◆ Problem to work on ◆
Transcribe the material verbatim in full; the pictures do not belong in the copy.

[Dataset items]
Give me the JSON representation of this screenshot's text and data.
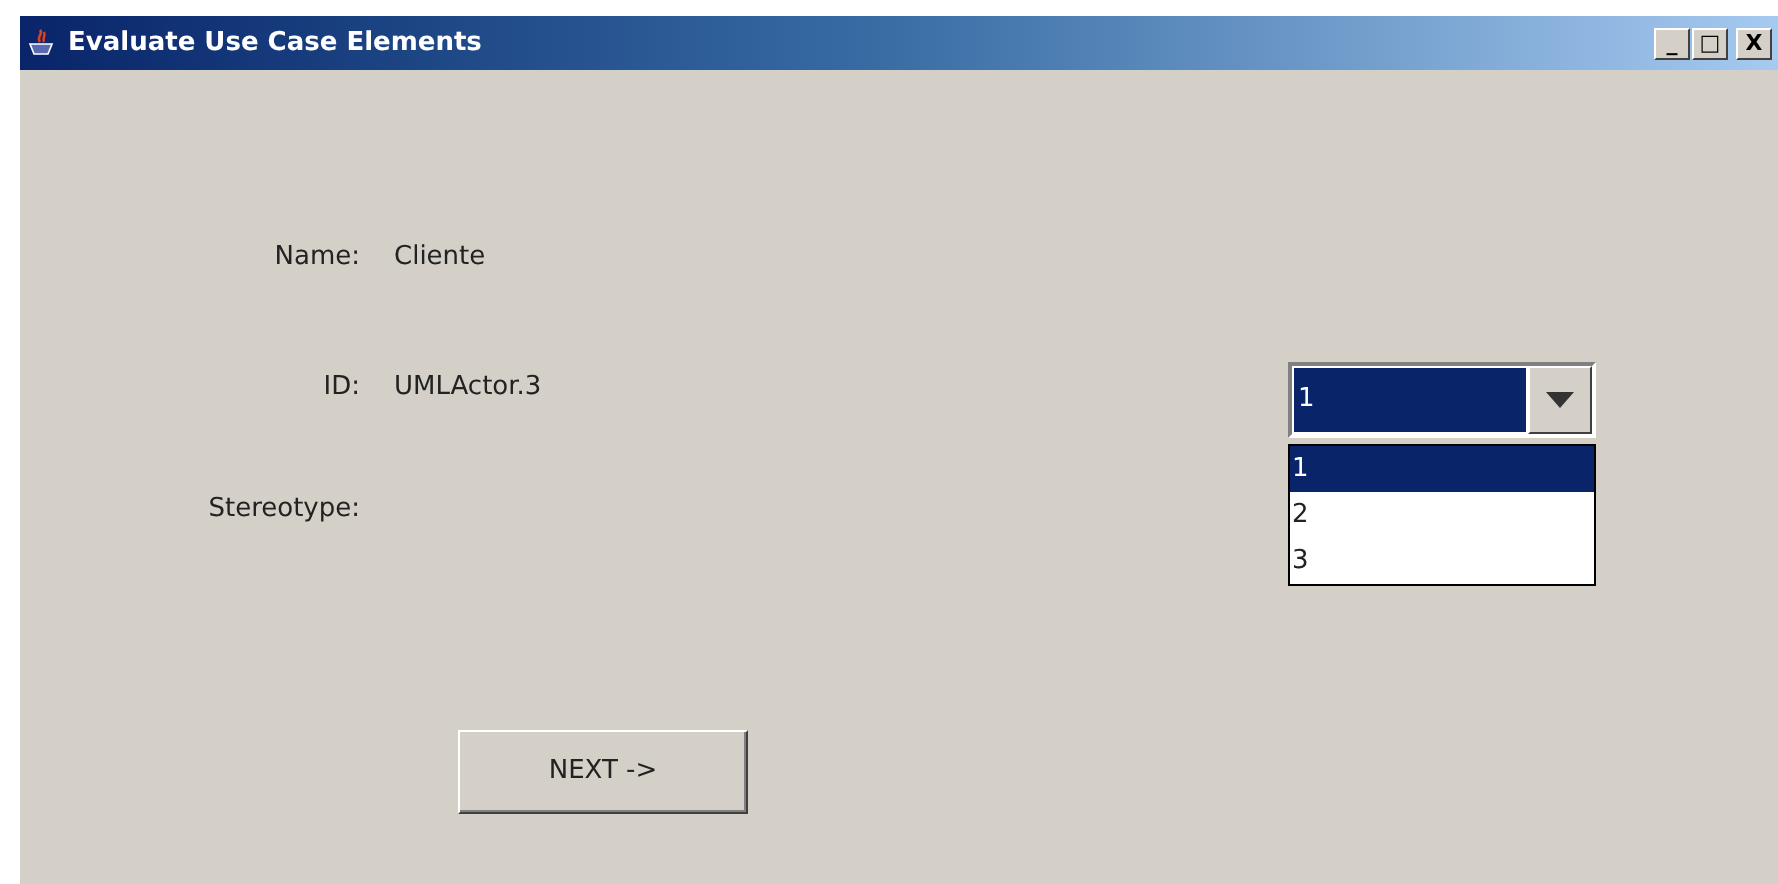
{
  "window": {
    "title": "Evaluate Use Case Elements",
    "controls": [
      "_",
      "□",
      "X"
    ]
  },
  "fields": [
    {
      "label": "Name:",
      "value": "Cliente"
    },
    {
      "label": "ID:",
      "value": "UMLActor.3"
    },
    {
      "label": "Stereotype:"
    }
  ],
  "combo": {
    "value": "1",
    "expanded": true,
    "options": [
      {
        "label": "1",
        "selected": true
      },
      {
        "label": "2",
        "selected": false
      },
      {
        "label": "3",
        "selected": false
      }
    ]
  },
  "next_button": "NEXT ->"
}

◆ Written solution ◆
Give me the JSON representation of this screenshot's text and data.
{
  "window": {
    "title": "Evaluate Use Case Elements",
    "controls": [
      "_",
      "□",
      "X"
    ]
  },
  "fields": [
    {
      "label": "Name:",
      "value": "Cliente"
    },
    {
      "label": "ID:",
      "value": "UMLActor.3"
    },
    {
      "label": "Stereotype:"
    }
  ],
  "combo": {
    "value": "1",
    "expanded": true,
    "options": [
      {
        "label": "1",
        "selected": true
      },
      {
        "label": "2",
        "selected": false
      },
      {
        "label": "3",
        "selected": false
      }
    ]
  },
  "next_button": "NEXT ->"
}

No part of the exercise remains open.